» **STATED EXERCISE**:
Gather each line containing the string "MARIA" from these entries.

(Records from a collection)

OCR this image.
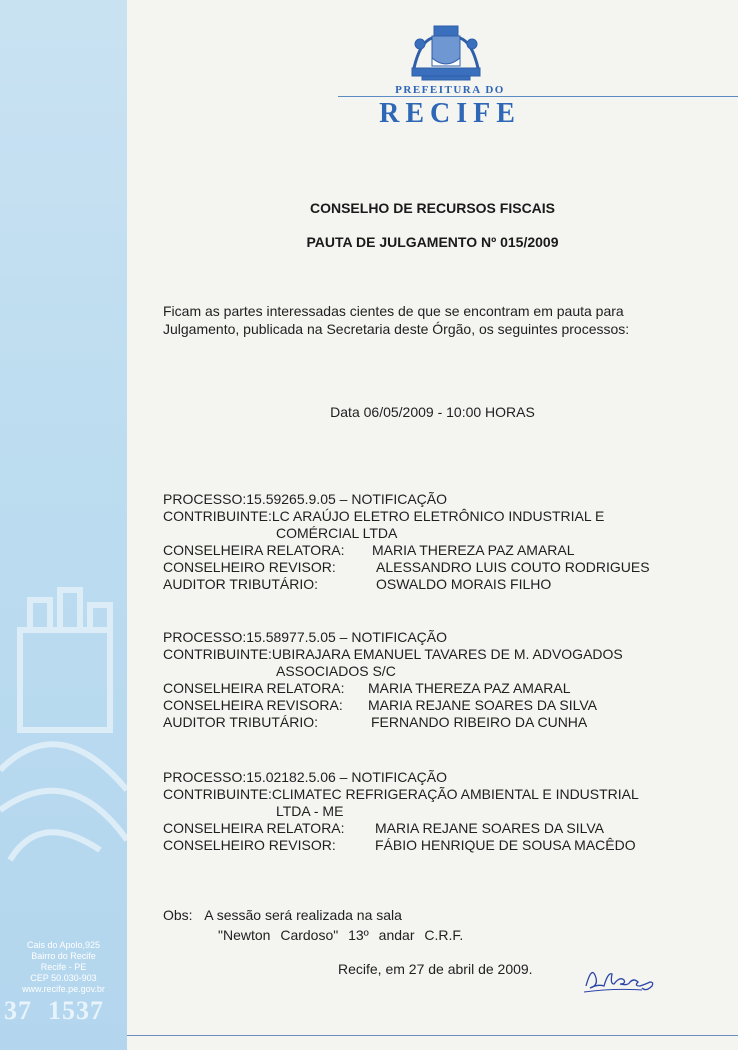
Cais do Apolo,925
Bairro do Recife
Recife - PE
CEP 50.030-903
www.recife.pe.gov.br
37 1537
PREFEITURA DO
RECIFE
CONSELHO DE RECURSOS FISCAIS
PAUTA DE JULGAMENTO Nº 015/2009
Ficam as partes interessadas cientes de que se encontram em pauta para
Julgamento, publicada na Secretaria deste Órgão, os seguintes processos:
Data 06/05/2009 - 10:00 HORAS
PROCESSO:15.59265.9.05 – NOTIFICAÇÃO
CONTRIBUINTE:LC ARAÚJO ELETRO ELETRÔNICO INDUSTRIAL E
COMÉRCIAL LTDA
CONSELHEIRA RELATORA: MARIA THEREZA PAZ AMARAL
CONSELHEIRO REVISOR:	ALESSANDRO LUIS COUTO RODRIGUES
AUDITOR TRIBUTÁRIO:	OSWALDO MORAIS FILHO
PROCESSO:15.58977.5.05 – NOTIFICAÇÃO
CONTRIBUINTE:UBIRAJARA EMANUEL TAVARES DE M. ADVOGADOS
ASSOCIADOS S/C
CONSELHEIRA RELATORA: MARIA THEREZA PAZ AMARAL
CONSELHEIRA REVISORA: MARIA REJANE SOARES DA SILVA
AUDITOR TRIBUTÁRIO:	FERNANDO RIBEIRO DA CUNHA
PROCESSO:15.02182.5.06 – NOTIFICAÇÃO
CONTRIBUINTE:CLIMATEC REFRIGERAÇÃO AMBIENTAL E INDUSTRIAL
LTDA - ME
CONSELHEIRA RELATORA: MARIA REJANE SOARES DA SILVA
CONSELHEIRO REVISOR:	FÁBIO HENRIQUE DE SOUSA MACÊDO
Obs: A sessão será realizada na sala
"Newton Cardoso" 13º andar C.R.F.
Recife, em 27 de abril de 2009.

» **FINISHED EXERCISE**:
CONSELHEIRA RELATORA: MARIA THEREZA PAZ AMARAL
CONSELHEIRA RELATORA: MARIA THEREZA PAZ AMARAL
CONSELHEIRA REVISORA: MARIA REJANE SOARES DA SILVA
CONSELHEIRA RELATORA: MARIA REJANE SOARES DA SILVA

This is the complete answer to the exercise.